■ JOB: Below are the records. List every line holding the word "JSON".

++++ DATA LISTING

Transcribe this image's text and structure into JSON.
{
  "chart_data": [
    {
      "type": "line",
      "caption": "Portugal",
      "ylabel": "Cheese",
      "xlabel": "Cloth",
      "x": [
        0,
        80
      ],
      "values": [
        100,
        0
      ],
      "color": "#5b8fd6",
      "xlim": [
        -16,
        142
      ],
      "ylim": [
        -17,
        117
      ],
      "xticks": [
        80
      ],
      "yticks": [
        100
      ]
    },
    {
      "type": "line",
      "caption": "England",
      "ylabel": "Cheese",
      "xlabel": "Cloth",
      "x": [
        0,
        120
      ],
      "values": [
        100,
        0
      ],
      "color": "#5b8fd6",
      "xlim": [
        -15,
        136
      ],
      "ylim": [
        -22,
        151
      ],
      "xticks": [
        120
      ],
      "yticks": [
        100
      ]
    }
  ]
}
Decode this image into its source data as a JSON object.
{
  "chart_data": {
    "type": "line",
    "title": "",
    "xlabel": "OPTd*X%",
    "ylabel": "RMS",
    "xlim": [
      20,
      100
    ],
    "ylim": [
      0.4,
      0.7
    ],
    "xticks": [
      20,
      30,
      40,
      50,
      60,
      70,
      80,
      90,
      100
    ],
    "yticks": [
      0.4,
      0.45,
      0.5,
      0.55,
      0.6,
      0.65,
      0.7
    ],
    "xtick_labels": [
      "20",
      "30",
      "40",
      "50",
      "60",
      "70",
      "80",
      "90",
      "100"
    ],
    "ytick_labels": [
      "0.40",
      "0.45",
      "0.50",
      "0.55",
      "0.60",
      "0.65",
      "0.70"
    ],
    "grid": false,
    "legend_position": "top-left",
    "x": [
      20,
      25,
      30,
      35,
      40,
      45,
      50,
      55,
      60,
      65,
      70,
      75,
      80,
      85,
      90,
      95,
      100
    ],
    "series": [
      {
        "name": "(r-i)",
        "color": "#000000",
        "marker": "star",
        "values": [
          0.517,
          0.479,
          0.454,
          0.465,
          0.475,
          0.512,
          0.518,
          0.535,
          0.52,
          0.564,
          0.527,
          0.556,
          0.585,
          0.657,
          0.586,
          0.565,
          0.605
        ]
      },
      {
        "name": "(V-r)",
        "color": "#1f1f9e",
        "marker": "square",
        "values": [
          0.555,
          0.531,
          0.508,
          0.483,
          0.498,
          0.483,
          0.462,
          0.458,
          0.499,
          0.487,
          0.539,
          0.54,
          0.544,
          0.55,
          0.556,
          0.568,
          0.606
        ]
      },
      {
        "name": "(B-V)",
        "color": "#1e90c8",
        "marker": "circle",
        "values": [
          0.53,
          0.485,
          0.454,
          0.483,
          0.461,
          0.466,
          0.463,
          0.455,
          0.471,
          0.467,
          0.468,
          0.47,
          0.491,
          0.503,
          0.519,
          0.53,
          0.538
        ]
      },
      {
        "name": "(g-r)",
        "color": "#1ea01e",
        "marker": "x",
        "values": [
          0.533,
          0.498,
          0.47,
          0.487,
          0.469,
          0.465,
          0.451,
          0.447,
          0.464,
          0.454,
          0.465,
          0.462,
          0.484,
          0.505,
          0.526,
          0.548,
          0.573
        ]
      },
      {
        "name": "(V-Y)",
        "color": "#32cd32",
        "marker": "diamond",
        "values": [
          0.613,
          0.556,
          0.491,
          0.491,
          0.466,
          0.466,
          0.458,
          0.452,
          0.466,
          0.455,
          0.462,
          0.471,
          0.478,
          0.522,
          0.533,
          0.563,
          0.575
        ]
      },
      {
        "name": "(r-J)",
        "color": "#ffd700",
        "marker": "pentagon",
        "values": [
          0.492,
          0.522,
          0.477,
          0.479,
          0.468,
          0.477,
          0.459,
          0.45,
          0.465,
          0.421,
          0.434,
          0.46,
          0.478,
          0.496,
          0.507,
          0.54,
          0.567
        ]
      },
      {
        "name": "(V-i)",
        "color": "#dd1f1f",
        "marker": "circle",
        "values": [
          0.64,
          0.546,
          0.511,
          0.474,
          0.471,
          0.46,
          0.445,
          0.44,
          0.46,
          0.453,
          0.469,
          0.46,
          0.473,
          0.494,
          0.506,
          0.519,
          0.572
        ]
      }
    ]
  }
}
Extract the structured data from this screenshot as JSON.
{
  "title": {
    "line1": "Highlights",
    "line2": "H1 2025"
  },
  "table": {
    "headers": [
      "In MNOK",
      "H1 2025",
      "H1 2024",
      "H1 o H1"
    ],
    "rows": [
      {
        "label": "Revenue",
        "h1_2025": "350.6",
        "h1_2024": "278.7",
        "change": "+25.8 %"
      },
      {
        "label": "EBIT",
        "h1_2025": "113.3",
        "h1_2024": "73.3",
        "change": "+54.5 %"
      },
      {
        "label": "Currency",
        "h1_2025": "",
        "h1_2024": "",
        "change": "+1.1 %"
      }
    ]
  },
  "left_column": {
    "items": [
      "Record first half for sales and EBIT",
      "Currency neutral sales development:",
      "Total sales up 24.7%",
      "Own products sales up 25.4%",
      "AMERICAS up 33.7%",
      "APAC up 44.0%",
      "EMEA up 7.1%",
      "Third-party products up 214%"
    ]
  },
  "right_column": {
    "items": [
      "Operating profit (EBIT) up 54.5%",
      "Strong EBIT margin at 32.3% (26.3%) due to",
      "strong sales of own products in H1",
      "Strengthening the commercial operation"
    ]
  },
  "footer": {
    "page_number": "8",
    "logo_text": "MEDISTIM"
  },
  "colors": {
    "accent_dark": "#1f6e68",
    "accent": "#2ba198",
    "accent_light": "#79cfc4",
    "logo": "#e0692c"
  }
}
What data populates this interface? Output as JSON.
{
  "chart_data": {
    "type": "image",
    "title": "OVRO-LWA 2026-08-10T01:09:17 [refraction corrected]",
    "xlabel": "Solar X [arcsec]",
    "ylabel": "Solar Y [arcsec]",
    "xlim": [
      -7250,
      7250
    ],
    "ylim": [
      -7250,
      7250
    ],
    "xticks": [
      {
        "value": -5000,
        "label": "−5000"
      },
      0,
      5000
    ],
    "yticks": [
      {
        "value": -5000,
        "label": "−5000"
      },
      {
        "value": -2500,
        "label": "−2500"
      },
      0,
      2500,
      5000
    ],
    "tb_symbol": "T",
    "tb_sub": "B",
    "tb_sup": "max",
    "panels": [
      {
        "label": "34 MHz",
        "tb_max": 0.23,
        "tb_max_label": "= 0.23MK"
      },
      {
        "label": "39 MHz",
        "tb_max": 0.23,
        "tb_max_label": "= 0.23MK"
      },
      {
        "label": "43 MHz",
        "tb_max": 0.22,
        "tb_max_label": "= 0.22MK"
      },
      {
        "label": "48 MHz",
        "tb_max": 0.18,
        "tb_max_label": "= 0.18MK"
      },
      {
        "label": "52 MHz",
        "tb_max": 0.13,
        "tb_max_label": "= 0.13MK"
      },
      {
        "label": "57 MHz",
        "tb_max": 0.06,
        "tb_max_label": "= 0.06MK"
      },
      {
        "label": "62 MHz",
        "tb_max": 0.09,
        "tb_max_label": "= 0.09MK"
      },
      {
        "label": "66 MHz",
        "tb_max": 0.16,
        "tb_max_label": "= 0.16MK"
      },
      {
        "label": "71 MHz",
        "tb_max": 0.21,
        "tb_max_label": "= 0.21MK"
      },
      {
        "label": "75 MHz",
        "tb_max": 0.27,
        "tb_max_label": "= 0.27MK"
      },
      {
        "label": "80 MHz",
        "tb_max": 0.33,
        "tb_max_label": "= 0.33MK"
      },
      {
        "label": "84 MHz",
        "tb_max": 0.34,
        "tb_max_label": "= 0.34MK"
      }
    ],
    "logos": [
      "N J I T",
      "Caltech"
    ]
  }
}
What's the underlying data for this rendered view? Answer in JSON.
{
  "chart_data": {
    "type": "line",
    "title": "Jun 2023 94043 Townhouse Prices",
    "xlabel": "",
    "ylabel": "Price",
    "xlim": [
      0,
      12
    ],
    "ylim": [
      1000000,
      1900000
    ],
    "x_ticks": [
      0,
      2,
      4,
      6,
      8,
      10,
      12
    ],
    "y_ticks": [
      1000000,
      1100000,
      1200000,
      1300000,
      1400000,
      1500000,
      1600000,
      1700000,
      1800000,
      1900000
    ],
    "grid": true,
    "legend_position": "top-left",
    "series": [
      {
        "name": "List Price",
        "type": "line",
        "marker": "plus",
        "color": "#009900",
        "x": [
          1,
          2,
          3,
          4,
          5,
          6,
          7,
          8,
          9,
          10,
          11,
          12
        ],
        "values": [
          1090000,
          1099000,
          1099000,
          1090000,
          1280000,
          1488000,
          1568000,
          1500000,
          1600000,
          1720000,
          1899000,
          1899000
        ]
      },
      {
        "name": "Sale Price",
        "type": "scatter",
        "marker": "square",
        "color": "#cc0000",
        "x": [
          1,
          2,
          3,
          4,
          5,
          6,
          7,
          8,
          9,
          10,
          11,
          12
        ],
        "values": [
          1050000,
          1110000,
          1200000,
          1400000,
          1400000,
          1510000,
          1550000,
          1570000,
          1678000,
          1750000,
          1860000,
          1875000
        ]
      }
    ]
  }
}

++++++++

■ SOLUTION FOR THIS PROBLEM:
Transcribe this image's text and structure into JSON.
Decode this image into its source data as a JSON object.
Extract the structured data from this screenshot as JSON.
What data populates this interface? Output as JSON.
What's the underlying data for this rendered view? Answer in JSON.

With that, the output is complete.